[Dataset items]
>> start

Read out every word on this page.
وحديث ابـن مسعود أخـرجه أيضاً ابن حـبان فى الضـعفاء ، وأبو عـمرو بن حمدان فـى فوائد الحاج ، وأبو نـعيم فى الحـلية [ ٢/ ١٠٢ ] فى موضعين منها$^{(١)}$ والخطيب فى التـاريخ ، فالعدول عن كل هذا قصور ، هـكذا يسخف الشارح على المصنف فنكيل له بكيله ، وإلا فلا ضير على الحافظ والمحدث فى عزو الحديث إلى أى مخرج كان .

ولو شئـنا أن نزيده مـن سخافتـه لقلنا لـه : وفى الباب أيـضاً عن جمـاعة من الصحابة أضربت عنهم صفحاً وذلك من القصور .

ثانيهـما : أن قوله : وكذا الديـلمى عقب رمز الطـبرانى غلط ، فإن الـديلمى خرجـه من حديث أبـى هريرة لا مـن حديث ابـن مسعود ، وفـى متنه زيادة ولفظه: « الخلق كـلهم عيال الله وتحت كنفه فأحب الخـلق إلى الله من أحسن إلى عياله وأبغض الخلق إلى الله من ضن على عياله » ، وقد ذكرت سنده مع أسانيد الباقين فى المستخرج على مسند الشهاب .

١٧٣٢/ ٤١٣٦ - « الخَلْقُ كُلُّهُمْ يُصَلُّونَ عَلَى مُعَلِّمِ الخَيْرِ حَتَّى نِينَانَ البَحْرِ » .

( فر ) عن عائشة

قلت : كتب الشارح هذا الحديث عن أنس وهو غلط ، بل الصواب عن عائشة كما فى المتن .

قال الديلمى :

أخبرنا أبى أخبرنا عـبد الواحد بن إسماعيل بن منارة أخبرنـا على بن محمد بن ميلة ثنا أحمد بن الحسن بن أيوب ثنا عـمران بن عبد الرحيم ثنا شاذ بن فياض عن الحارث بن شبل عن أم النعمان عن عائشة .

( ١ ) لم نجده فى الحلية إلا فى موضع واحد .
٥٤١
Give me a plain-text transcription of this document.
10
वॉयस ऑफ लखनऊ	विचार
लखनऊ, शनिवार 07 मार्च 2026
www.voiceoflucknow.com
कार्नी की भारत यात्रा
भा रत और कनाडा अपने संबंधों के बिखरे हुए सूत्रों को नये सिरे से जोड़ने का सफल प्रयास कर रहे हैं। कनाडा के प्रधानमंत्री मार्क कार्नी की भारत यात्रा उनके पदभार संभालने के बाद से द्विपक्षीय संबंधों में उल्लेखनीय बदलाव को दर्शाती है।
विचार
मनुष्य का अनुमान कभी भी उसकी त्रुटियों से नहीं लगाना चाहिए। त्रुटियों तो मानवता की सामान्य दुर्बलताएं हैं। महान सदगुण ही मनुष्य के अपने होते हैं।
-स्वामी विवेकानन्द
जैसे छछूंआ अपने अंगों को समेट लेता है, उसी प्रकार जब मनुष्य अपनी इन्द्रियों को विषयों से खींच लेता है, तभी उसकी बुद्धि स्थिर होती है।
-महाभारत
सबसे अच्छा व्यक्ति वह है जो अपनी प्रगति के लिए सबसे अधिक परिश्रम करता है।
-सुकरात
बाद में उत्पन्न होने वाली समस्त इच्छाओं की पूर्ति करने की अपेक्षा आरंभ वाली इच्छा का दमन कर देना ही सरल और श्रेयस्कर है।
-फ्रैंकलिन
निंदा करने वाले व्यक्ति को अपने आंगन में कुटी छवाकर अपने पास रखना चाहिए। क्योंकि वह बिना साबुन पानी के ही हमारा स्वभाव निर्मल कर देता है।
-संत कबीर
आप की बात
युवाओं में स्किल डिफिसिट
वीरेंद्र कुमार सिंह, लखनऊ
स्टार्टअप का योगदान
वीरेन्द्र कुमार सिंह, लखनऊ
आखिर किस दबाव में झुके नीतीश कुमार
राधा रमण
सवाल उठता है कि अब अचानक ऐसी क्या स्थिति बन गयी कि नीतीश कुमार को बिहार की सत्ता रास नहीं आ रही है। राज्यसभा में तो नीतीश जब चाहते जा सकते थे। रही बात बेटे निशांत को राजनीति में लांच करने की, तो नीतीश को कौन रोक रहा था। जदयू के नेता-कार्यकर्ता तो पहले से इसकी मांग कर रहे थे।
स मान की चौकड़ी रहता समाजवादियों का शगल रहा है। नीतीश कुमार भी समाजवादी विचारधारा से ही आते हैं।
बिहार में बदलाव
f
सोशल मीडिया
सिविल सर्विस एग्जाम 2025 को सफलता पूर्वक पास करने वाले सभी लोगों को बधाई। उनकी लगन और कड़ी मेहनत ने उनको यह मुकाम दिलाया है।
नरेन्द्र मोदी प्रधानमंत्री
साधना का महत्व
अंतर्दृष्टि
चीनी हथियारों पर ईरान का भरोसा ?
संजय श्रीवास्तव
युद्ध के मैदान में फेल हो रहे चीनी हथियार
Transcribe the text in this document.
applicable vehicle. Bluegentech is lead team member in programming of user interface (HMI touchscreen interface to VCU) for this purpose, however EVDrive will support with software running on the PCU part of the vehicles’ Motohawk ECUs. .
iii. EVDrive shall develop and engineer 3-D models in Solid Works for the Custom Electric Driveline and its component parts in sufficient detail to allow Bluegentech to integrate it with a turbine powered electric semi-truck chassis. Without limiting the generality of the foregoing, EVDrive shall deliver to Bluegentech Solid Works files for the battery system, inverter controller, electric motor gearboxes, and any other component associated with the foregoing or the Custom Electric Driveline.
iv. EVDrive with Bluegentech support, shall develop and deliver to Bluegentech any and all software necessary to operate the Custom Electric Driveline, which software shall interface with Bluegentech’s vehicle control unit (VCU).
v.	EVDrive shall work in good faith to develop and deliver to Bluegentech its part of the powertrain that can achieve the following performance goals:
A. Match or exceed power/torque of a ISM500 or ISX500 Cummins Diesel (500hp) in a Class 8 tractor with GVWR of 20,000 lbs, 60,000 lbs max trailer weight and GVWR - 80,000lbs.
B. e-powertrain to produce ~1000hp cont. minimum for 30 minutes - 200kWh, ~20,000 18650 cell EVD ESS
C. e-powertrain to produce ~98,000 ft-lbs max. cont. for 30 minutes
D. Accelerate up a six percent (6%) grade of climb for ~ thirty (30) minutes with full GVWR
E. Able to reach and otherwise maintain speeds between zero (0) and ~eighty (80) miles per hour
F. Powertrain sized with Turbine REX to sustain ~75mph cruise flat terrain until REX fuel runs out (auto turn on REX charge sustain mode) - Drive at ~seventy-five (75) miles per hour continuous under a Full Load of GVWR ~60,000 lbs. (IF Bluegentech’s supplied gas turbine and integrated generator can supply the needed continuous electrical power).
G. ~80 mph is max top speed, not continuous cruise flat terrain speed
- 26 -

>> end

Write the listing out again, exactly as it reads.

Read out every word on this page.
وحديث ابـن مسعود أخـرجه أيضاً ابن حـبان فى الضـعفاء ، وأبو عـمرو بن حمدان فـى فوائد الحاج ، وأبو نـعيم فى الحـلية [ ٢/ ١٠٢ ] فى موضعين منها$^{(١)}$ والخطيب فى التـاريخ ، فالعدول عن كل هذا قصور ، هـكذا يسخف الشارح على المصنف فنكيل له بكيله ، وإلا فلا ضير على الحافظ والمحدث فى عزو الحديث إلى أى مخرج كان .

ولو شئـنا أن نزيده مـن سخافتـه لقلنا لـه : وفى الباب أيـضاً عن جمـاعة من الصحابة أضربت عنهم صفحاً وذلك من القصور .

ثانيهـما : أن قوله : وكذا الديـلمى عقب رمز الطـبرانى غلط ، فإن الـديلمى خرجـه من حديث أبـى هريرة لا مـن حديث ابـن مسعود ، وفـى متنه زيادة ولفظه: « الخلق كـلهم عيال الله وتحت كنفه فأحب الخـلق إلى الله من أحسن إلى عياله وأبغض الخلق إلى الله من ضن على عياله » ، وقد ذكرت سنده مع أسانيد الباقين فى المستخرج على مسند الشهاب .

١٧٣٢/ ٤١٣٦ - « الخَلْقُ كُلُّهُمْ يُصَلُّونَ عَلَى مُعَلِّمِ الخَيْرِ حَتَّى نِينَانَ البَحْرِ » .

( فر ) عن عائشة

قلت : كتب الشارح هذا الحديث عن أنس وهو غلط ، بل الصواب عن عائشة كما فى المتن .

قال الديلمى :

أخبرنا أبى أخبرنا عـبد الواحد بن إسماعيل بن منارة أخبرنـا على بن محمد بن ميلة ثنا أحمد بن الحسن بن أيوب ثنا عـمران بن عبد الرحيم ثنا شاذ بن فياض عن الحارث بن شبل عن أم النعمان عن عائشة .

( ١ ) لم نجده فى الحلية إلا فى موضع واحد .
٥٤١
Give me a plain-text transcription of this document.
10
वॉयस ऑफ लखनऊ	विचार
लखनऊ, शनिवार 07 मार्च 2026
www.voiceoflucknow.com
कार्नी की भारत यात्रा
भा रत और कनाडा अपने संबंधों के बिखरे हुए सूत्रों को नये सिरे से जोड़ने का सफल प्रयास कर रहे हैं। कनाडा के प्रधानमंत्री मार्क कार्नी की भारत यात्रा उनके पदभार संभालने के बाद से द्विपक्षीय संबंधों में उल्लेखनीय बदलाव को दर्शाती है।
विचार
मनुष्य का अनुमान कभी भी उसकी त्रुटियों से नहीं लगाना चाहिए। त्रुटियों तो मानवता की सामान्य दुर्बलताएं हैं। महान सदगुण ही मनुष्य के अपने होते हैं।
-स्वामी विवेकानन्द
जैसे छछूंआ अपने अंगों को समेट लेता है, उसी प्रकार जब मनुष्य अपनी इन्द्रियों को विषयों से खींच लेता है, तभी उसकी बुद्धि स्थिर होती है।
-महाभारत
सबसे अच्छा व्यक्ति वह है जो अपनी प्रगति के लिए सबसे अधिक परिश्रम करता है।
-सुकरात
बाद में उत्पन्न होने वाली समस्त इच्छाओं की पूर्ति करने की अपेक्षा आरंभ वाली इच्छा का दमन कर देना ही सरल और श्रेयस्कर है।
-फ्रैंकलिन
निंदा करने वाले व्यक्ति को अपने आंगन में कुटी छवाकर अपने पास रखना चाहिए। क्योंकि वह बिना साबुन पानी के ही हमारा स्वभाव निर्मल कर देता है।
-संत कबीर
आप की बात
युवाओं में स्किल डिफिसिट
वीरेंद्र कुमार सिंह, लखनऊ
स्टार्टअप का योगदान
वीरेन्द्र कुमार सिंह, लखनऊ
आखिर किस दबाव में झुके नीतीश कुमार
राधा रमण
सवाल उठता है कि अब अचानक ऐसी क्या स्थिति बन गयी कि नीतीश कुमार को बिहार की सत्ता रास नहीं आ रही है। राज्यसभा में तो नीतीश जब चाहते जा सकते थे। रही बात बेटे निशांत को राजनीति में लांच करने की, तो नीतीश को कौन रोक रहा था। जदयू के नेता-कार्यकर्ता तो पहले से इसकी मांग कर रहे थे।
स मान की चौकड़ी रहता समाजवादियों का शगल रहा है। नीतीश कुमार भी समाजवादी विचारधारा से ही आते हैं।
बिहार में बदलाव
f
सोशल मीडिया
सिविल सर्विस एग्जाम 2025 को सफलता पूर्वक पास करने वाले सभी लोगों को बधाई। उनकी लगन और कड़ी मेहनत ने उनको यह मुकाम दिलाया है।
नरेन्द्र मोदी प्रधानमंत्री
साधना का महत्व
अंतर्दृष्टि
चीनी हथियारों पर ईरान का भरोसा ?
संजय श्रीवास्तव
युद्ध के मैदान में फेल हो रहे चीनी हथियार
Transcribe the text in this document.
applicable vehicle. Bluegentech is lead team member in programming of user interface (HMI touchscreen interface to VCU) for this purpose, however EVDrive will support with software running on the PCU part of the vehicles’ Motohawk ECUs. .
iii. EVDrive shall develop and engineer 3-D models in Solid Works for the Custom Electric Driveline and its component parts in sufficient detail to allow Bluegentech to integrate it with a turbine powered electric semi-truck chassis. Without limiting the generality of the foregoing, EVDrive shall deliver to Bluegentech Solid Works files for the battery system, inverter controller, electric motor gearboxes, and any other component associated with the foregoing or the Custom Electric Driveline.
iv. EVDrive with Bluegentech support, shall develop and deliver to Bluegentech any and all software necessary to operate the Custom Electric Driveline, which software shall interface with Bluegentech’s vehicle control unit (VCU).
v.	EVDrive shall work in good faith to develop and deliver to Bluegentech its part of the powertrain that can achieve the following performance goals:
A. Match or exceed power/torque of a ISM500 or ISX500 Cummins Diesel (500hp) in a Class 8 tractor with GVWR of 20,000 lbs, 60,000 lbs max trailer weight and GVWR - 80,000lbs.
B. e-powertrain to produce ~1000hp cont. minimum for 30 minutes - 200kWh, ~20,000 18650 cell EVD ESS
C. e-powertrain to produce ~98,000 ft-lbs max. cont. for 30 minutes
D. Accelerate up a six percent (6%) grade of climb for ~ thirty (30) minutes with full GVWR
E. Able to reach and otherwise maintain speeds between zero (0) and ~eighty (80) miles per hour
F. Powertrain sized with Turbine REX to sustain ~75mph cruise flat terrain until REX fuel runs out (auto turn on REX charge sustain mode) - Drive at ~seventy-five (75) miles per hour continuous under a Full Load of GVWR ~60,000 lbs. (IF Bluegentech’s supplied gas turbine and integrated generator can supply the needed continuous electrical power).
G. ~80 mph is max top speed, not continuous cruise flat terrain speed
- 26 -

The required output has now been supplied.